Which lines hold the word "Шелони"? Copy each of them from the material.

(Part of a data file)
^^^^^^^^

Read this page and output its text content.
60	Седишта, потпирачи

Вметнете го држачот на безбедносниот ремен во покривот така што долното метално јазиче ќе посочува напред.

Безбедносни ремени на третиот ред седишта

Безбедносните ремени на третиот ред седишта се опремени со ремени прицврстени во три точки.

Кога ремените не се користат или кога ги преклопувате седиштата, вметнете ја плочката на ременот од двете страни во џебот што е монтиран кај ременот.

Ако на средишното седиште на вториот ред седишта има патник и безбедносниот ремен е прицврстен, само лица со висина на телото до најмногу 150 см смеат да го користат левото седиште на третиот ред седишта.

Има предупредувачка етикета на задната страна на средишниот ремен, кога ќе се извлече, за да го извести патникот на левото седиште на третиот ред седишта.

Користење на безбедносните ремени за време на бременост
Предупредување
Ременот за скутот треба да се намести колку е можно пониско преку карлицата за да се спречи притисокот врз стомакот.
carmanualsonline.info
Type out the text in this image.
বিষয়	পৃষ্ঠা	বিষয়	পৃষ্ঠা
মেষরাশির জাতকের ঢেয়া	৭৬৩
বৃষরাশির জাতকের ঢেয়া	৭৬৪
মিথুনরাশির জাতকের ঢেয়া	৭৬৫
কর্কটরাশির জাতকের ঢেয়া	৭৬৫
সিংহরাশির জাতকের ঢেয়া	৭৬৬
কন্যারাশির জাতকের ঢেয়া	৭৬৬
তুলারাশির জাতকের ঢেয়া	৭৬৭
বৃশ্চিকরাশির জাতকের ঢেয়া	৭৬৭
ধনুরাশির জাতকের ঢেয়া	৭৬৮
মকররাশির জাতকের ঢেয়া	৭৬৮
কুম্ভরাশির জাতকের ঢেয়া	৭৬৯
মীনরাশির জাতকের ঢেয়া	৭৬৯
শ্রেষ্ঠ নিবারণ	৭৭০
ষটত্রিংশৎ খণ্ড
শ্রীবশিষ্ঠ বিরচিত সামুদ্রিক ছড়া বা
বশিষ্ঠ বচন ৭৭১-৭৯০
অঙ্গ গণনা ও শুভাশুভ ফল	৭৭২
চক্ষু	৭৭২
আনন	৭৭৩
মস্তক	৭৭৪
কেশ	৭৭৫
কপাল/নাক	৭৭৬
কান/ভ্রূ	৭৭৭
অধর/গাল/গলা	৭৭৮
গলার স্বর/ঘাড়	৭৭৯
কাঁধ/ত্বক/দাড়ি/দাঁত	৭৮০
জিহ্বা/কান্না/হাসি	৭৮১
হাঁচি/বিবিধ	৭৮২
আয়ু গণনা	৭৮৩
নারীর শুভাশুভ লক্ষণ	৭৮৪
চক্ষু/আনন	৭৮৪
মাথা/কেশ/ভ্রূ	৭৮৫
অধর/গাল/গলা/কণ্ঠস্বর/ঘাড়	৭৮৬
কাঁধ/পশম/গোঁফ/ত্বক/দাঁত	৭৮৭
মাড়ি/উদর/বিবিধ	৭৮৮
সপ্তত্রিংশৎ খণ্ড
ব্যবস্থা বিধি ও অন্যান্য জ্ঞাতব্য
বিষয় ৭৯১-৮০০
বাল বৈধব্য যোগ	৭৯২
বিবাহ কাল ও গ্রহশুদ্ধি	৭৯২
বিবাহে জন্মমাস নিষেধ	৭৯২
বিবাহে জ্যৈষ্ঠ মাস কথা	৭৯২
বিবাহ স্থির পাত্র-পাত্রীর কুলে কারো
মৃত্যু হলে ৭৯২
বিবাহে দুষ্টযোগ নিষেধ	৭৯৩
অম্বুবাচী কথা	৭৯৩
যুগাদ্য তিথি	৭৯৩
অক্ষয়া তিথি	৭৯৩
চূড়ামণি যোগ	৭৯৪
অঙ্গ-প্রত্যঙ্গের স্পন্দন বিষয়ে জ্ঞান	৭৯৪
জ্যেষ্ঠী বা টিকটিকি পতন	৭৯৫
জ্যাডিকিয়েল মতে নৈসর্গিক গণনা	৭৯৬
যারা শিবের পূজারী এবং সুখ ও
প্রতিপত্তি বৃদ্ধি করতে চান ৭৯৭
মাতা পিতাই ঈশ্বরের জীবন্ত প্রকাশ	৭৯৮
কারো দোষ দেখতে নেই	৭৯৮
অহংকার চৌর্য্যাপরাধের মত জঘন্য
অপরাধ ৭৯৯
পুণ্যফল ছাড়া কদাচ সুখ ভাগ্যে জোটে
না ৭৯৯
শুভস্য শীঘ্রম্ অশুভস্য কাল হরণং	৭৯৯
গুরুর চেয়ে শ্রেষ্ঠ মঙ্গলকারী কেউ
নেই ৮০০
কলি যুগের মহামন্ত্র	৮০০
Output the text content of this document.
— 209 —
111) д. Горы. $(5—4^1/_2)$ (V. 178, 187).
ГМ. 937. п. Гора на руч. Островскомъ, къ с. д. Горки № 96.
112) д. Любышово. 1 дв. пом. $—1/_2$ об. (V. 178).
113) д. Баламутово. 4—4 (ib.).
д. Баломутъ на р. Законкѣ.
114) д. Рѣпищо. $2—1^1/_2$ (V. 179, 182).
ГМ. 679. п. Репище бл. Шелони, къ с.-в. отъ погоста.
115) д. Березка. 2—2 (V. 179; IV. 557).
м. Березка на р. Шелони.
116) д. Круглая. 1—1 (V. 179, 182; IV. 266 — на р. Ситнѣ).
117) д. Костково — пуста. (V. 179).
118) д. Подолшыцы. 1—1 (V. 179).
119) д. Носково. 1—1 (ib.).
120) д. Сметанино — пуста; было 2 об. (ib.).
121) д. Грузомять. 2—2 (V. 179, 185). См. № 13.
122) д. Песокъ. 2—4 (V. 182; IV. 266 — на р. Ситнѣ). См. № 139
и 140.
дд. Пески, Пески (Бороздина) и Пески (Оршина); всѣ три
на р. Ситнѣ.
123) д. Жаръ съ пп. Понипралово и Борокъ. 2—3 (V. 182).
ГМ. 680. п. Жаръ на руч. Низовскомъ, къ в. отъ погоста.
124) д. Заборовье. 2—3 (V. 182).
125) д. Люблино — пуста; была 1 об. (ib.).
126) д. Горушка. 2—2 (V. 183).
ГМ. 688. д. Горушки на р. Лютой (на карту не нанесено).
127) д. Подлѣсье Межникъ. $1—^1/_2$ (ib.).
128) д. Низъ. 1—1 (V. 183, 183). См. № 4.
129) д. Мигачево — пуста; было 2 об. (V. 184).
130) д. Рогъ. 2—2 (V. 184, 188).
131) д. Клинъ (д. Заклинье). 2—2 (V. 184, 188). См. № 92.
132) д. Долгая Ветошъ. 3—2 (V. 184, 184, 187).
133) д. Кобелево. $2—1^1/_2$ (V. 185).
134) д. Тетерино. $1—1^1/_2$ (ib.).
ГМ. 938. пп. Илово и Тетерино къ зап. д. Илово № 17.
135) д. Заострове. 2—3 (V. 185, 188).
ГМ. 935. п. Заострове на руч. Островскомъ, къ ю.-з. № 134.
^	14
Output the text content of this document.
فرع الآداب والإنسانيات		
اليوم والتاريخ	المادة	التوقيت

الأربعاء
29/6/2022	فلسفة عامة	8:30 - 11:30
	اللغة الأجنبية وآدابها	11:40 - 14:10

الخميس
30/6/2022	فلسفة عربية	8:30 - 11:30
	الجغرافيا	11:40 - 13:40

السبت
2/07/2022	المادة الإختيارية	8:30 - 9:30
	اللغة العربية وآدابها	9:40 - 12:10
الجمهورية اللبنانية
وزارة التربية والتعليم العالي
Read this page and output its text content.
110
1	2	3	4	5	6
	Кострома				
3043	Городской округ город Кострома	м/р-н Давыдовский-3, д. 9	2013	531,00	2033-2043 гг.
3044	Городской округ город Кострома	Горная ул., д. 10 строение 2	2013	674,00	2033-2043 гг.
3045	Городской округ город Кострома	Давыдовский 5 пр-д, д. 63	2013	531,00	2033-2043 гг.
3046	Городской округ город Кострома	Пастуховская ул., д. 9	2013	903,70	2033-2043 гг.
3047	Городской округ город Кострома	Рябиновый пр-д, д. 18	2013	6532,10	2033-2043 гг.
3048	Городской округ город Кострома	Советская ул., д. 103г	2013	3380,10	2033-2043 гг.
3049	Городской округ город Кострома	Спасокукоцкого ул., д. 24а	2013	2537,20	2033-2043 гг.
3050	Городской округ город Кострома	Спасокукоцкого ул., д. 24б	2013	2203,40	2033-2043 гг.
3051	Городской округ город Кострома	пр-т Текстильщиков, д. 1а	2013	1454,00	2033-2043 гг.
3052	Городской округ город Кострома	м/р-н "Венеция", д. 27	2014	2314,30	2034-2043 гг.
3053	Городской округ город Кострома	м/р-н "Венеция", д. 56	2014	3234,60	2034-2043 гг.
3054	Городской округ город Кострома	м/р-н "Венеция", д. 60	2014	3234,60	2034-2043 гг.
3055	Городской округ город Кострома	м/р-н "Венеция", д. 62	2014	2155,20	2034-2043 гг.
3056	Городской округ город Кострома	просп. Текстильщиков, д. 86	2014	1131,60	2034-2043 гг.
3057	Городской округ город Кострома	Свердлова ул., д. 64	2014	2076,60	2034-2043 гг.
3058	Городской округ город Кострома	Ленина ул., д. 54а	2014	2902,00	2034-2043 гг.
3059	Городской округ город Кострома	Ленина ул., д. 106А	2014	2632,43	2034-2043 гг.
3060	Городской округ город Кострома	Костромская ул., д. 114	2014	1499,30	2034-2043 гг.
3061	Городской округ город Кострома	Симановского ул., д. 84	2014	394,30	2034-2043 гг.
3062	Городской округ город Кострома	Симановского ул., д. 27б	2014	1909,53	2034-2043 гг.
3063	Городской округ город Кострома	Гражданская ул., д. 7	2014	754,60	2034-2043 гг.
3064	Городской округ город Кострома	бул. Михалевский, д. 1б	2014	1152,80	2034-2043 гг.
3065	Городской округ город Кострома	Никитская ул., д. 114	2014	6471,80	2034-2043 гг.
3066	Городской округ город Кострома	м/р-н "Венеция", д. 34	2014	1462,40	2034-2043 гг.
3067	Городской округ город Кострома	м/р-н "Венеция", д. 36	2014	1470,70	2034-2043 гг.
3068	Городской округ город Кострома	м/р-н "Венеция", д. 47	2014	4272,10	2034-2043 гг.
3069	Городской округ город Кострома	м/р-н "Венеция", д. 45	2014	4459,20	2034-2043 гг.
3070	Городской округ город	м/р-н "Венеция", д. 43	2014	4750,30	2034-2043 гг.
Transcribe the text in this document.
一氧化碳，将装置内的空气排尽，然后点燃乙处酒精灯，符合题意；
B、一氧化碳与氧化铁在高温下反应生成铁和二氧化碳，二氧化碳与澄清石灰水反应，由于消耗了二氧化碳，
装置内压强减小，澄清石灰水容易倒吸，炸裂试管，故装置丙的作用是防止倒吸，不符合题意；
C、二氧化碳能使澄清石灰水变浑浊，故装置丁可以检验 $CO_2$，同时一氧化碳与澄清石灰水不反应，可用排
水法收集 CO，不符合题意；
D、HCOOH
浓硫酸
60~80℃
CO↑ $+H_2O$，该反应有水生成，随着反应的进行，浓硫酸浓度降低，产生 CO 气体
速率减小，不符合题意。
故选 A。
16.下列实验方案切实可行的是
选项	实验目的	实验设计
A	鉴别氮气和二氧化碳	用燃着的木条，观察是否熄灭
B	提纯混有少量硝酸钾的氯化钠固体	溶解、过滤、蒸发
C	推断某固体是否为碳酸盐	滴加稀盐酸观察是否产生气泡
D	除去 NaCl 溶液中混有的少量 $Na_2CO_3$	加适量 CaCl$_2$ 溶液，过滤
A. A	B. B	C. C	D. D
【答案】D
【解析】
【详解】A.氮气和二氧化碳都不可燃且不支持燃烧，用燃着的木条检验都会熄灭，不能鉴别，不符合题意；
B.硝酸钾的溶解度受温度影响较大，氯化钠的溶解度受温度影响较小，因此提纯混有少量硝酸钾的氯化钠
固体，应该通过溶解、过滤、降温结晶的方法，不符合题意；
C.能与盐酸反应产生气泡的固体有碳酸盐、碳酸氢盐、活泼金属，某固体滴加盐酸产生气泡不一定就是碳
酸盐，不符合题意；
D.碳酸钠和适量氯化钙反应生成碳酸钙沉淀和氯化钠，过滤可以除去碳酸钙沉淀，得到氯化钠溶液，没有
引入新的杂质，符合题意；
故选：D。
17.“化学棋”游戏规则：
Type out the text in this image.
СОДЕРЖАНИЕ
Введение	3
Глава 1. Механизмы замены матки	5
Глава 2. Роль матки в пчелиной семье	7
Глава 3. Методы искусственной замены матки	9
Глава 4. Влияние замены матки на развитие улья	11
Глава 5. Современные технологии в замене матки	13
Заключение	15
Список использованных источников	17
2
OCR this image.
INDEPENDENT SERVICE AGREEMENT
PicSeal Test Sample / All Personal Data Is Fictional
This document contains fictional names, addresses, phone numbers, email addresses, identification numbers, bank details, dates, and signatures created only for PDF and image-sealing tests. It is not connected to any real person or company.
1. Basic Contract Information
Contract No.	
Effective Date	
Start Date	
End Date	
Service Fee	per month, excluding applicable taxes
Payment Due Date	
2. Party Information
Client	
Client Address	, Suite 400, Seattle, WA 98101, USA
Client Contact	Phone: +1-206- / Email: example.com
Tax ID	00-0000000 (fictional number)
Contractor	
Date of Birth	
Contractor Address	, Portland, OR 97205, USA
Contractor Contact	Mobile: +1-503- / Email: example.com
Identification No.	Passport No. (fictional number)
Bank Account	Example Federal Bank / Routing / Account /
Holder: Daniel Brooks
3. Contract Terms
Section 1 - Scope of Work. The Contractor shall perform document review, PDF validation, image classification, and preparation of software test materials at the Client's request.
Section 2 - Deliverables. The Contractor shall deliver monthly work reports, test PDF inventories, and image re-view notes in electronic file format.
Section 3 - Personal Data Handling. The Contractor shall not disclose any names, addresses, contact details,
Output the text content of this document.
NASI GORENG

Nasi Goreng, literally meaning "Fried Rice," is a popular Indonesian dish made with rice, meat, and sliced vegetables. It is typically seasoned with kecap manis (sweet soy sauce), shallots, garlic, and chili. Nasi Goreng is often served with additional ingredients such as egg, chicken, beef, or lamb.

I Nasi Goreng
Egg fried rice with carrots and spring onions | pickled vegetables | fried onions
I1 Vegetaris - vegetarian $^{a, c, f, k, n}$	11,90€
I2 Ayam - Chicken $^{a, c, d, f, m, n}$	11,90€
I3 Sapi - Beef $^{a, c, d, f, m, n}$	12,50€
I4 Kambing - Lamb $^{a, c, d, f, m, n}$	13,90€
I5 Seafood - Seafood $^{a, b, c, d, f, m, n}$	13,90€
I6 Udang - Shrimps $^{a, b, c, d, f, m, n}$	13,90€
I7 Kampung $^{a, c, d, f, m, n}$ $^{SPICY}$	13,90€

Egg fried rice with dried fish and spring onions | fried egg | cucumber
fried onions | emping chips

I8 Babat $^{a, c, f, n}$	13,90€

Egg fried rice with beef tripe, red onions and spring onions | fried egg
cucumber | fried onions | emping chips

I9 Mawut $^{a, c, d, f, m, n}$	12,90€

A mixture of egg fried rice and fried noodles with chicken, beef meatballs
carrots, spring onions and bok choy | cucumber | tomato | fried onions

^^^^^^^^

- **Exercise answer**
ГМ. 679. п. Репище бл. Шелони, къ с.-в. отъ погоста.
м. Березка на р. Шелони.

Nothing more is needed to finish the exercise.